Records for the exercise:

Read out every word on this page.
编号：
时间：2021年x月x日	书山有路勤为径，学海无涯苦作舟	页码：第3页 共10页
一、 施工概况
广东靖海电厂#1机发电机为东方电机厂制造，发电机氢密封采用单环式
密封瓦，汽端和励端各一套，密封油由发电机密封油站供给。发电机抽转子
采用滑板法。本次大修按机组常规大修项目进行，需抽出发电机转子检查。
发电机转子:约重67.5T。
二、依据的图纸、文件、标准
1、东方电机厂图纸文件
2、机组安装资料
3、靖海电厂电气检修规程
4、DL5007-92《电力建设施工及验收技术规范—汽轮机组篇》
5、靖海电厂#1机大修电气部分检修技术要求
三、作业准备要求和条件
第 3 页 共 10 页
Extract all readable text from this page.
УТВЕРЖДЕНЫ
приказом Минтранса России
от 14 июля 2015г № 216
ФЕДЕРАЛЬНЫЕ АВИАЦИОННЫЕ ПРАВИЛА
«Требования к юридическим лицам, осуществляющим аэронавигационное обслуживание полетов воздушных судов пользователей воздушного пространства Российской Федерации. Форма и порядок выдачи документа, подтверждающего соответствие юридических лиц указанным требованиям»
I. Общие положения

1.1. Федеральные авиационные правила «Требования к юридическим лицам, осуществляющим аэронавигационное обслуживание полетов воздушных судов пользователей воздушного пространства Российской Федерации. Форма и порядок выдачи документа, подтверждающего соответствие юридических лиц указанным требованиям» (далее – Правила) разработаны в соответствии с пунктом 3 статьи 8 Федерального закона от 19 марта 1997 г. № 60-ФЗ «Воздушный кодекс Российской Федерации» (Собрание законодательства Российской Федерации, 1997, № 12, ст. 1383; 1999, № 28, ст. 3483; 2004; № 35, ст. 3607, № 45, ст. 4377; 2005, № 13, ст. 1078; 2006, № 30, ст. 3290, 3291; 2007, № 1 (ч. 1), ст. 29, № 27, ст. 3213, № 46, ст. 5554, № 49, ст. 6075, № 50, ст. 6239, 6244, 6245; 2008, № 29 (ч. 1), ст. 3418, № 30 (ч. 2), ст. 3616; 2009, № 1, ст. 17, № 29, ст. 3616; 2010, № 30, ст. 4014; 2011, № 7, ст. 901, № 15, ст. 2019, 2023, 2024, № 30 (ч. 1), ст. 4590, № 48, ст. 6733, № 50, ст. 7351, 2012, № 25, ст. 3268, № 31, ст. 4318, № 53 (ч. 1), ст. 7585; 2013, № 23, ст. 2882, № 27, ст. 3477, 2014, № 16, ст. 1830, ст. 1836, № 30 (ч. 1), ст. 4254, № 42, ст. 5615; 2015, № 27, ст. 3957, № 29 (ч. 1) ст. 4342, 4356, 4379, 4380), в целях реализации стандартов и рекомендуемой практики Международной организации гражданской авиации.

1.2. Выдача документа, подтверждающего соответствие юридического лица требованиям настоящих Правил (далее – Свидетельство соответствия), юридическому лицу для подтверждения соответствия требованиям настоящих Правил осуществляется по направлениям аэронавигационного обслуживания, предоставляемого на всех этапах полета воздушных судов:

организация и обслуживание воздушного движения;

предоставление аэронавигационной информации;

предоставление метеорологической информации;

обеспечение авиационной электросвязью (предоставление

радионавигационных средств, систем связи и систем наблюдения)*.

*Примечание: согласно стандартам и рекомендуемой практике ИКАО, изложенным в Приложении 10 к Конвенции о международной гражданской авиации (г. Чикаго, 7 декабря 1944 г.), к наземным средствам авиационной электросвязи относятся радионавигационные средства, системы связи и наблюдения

Given request: Reproduce each entry above exactly, keeping every word.

In response:
Read out every word on this page.
编号：
时间：2021年x月x日	书山有路勤为径，学海无涯苦作舟	页码：第3页 共10页
一、 施工概况
广东靖海电厂#1机发电机为东方电机厂制造，发电机氢密封采用单环式
密封瓦，汽端和励端各一套，密封油由发电机密封油站供给。发电机抽转子
采用滑板法。本次大修按机组常规大修项目进行，需抽出发电机转子检查。
发电机转子:约重67.5T。
二、依据的图纸、文件、标准
1、东方电机厂图纸文件
2、机组安装资料
3、靖海电厂电气检修规程
4、DL5007-92《电力建设施工及验收技术规范—汽轮机组篇》
5、靖海电厂#1机大修电气部分检修技术要求
三、作业准备要求和条件
第 3 页 共 10 页
Extract all readable text from this page.
УТВЕРЖДЕНЫ
приказом Минтранса России
от 14 июля 2015г № 216
ФЕДЕРАЛЬНЫЕ АВИАЦИОННЫЕ ПРАВИЛА
«Требования к юридическим лицам, осуществляющим аэронавигационное обслуживание полетов воздушных судов пользователей воздушного пространства Российской Федерации. Форма и порядок выдачи документа, подтверждающего соответствие юридических лиц указанным требованиям»
I. Общие положения

1.1. Федеральные авиационные правила «Требования к юридическим лицам, осуществляющим аэронавигационное обслуживание полетов воздушных судов пользователей воздушного пространства Российской Федерации. Форма и порядок выдачи документа, подтверждающего соответствие юридических лиц указанным требованиям» (далее – Правила) разработаны в соответствии с пунктом 3 статьи 8 Федерального закона от 19 марта 1997 г. № 60-ФЗ «Воздушный кодекс Российской Федерации» (Собрание законодательства Российской Федерации, 1997, № 12, ст. 1383; 1999, № 28, ст. 3483; 2004; № 35, ст. 3607, № 45, ст. 4377; 2005, № 13, ст. 1078; 2006, № 30, ст. 3290, 3291; 2007, № 1 (ч. 1), ст. 29, № 27, ст. 3213, № 46, ст. 5554, № 49, ст. 6075, № 50, ст. 6239, 6244, 6245; 2008, № 29 (ч. 1), ст. 3418, № 30 (ч. 2), ст. 3616; 2009, № 1, ст. 17, № 29, ст. 3616; 2010, № 30, ст. 4014; 2011, № 7, ст. 901, № 15, ст. 2019, 2023, 2024, № 30 (ч. 1), ст. 4590, № 48, ст. 6733, № 50, ст. 7351, 2012, № 25, ст. 3268, № 31, ст. 4318, № 53 (ч. 1), ст. 7585; 2013, № 23, ст. 2882, № 27, ст. 3477, 2014, № 16, ст. 1830, ст. 1836, № 30 (ч. 1), ст. 4254, № 42, ст. 5615; 2015, № 27, ст. 3957, № 29 (ч. 1) ст. 4342, 4356, 4379, 4380), в целях реализации стандартов и рекомендуемой практики Международной организации гражданской авиации.

1.2. Выдача документа, подтверждающего соответствие юридического лица требованиям настоящих Правил (далее – Свидетельство соответствия), юридическому лицу для подтверждения соответствия требованиям настоящих Правил осуществляется по направлениям аэронавигационного обслуживания, предоставляемого на всех этапах полета воздушных судов:

организация и обслуживание воздушного движения;

предоставление аэронавигационной информации;

предоставление метеорологической информации;

обеспечение авиационной электросвязью (предоставление

радионавигационных средств, систем связи и систем наблюдения)*.

*Примечание: согласно стандартам и рекомендуемой практике ИКАО, изложенным в Приложении 10 к Конвенции о международной гражданской авиации (г. Чикаго, 7 декабря 1944 г.), к наземным средствам авиационной электросвязи относятся радионавигационные средства, системы связи и наблюдения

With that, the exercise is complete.